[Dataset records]
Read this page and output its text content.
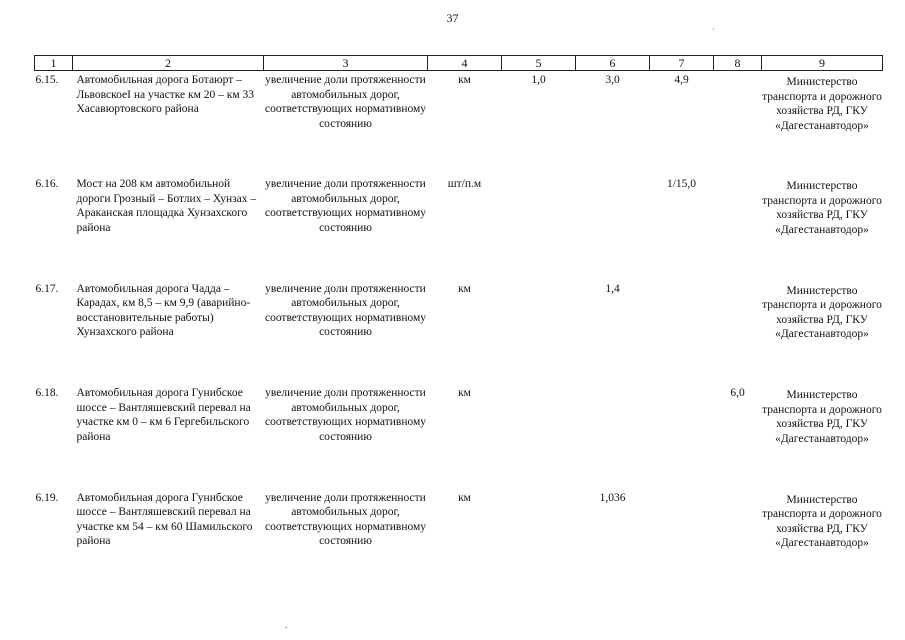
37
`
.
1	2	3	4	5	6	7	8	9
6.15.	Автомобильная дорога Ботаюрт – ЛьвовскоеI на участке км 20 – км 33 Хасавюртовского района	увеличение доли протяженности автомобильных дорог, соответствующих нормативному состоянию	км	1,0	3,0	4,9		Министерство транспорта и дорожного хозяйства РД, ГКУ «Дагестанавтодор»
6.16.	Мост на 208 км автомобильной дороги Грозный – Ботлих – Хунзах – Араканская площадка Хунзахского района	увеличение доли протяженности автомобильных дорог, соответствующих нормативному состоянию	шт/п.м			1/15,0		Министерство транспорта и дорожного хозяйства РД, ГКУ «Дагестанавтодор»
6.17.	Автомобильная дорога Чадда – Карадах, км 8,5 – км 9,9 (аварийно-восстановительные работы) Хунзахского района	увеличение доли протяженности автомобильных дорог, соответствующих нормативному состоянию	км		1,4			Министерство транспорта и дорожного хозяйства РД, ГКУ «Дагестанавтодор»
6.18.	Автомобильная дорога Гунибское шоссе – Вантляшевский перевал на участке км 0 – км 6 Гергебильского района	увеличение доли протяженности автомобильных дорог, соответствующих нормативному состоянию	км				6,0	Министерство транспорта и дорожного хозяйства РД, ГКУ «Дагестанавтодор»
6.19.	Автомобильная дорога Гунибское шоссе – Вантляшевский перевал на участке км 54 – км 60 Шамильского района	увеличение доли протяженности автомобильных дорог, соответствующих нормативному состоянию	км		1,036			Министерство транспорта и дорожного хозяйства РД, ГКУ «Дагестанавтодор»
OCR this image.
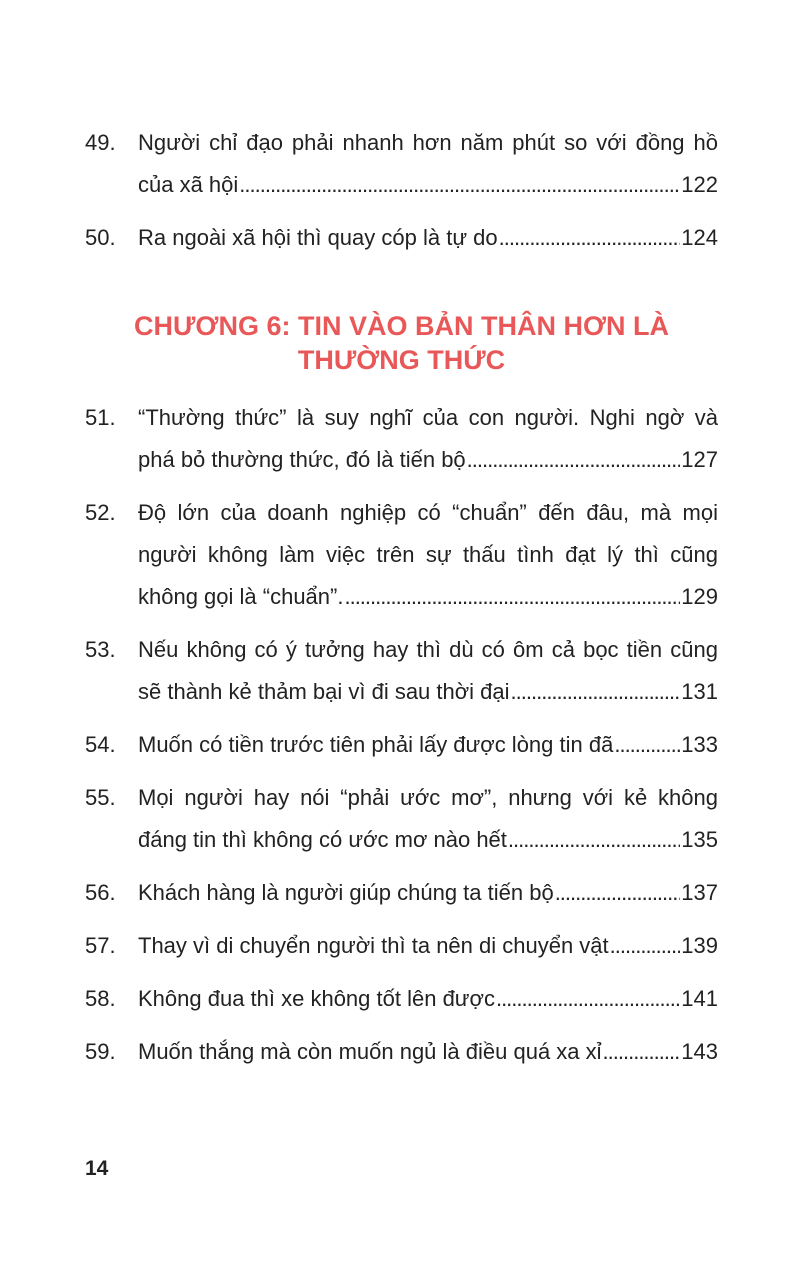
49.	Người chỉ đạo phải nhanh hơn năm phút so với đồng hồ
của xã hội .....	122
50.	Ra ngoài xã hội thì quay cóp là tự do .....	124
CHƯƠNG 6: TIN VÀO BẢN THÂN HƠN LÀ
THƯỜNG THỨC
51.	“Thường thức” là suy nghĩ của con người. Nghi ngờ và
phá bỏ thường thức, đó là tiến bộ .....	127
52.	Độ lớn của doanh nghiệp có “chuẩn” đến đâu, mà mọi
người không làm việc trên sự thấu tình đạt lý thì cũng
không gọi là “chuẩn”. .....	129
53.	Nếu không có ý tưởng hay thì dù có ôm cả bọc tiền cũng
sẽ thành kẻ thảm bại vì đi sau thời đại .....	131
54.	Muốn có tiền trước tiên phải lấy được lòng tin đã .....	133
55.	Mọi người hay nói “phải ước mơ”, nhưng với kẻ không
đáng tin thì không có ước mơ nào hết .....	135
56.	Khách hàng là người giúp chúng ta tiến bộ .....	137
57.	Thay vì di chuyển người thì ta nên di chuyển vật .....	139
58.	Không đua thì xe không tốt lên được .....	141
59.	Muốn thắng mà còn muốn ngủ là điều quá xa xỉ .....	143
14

**EXERCISE GOAL**
Give the data above again in full and unchanged, skipping the pictures.

**EXPECTED ANSWER**
Read this page and output its text content.
37
`
.
1	2	3	4	5	6	7	8	9
6.15.	Автомобильная дорога Ботаюрт – ЛьвовскоеI на участке км 20 – км 33 Хасавюртовского района	увеличение доли протяженности автомобильных дорог, соответствующих нормативному состоянию	км	1,0	3,0	4,9		Министерство транспорта и дорожного хозяйства РД, ГКУ «Дагестанавтодор»
6.16.	Мост на 208 км автомобильной дороги Грозный – Ботлих – Хунзах – Араканская площадка Хунзахского района	увеличение доли протяженности автомобильных дорог, соответствующих нормативному состоянию	шт/п.м			1/15,0		Министерство транспорта и дорожного хозяйства РД, ГКУ «Дагестанавтодор»
6.17.	Автомобильная дорога Чадда – Карадах, км 8,5 – км 9,9 (аварийно-восстановительные работы) Хунзахского района	увеличение доли протяженности автомобильных дорог, соответствующих нормативному состоянию	км		1,4			Министерство транспорта и дорожного хозяйства РД, ГКУ «Дагестанавтодор»
6.18.	Автомобильная дорога Гунибское шоссе – Вантляшевский перевал на участке км 0 – км 6 Гергебильского района	увеличение доли протяженности автомобильных дорог, соответствующих нормативному состоянию	км				6,0	Министерство транспорта и дорожного хозяйства РД, ГКУ «Дагестанавтодор»
6.19.	Автомобильная дорога Гунибское шоссе – Вантляшевский перевал на участке км 54 – км 60 Шамильского района	увеличение доли протяженности автомобильных дорог, соответствующих нормативному состоянию	км		1,036			Министерство транспорта и дорожного хозяйства РД, ГКУ «Дагестанавтодор»
OCR this image.
49.	Người chỉ đạo phải nhanh hơn năm phút so với đồng hồ
của xã hội .....	122
50.	Ra ngoài xã hội thì quay cóp là tự do .....	124
CHƯƠNG 6: TIN VÀO BẢN THÂN HƠN LÀ
THƯỜNG THỨC
51.	“Thường thức” là suy nghĩ của con người. Nghi ngờ và
phá bỏ thường thức, đó là tiến bộ .....	127
52.	Độ lớn của doanh nghiệp có “chuẩn” đến đâu, mà mọi
người không làm việc trên sự thấu tình đạt lý thì cũng
không gọi là “chuẩn”. .....	129
53.	Nếu không có ý tưởng hay thì dù có ôm cả bọc tiền cũng
sẽ thành kẻ thảm bại vì đi sau thời đại .....	131
54.	Muốn có tiền trước tiên phải lấy được lòng tin đã .....	133
55.	Mọi người hay nói “phải ước mơ”, nhưng với kẻ không
đáng tin thì không có ước mơ nào hết .....	135
56.	Khách hàng là người giúp chúng ta tiến bộ .....	137
57.	Thay vì di chuyển người thì ta nên di chuyển vật .....	139
58.	Không đua thì xe không tốt lên được .....	141
59.	Muốn thắng mà còn muốn ngủ là điều quá xa xỉ .....	143
14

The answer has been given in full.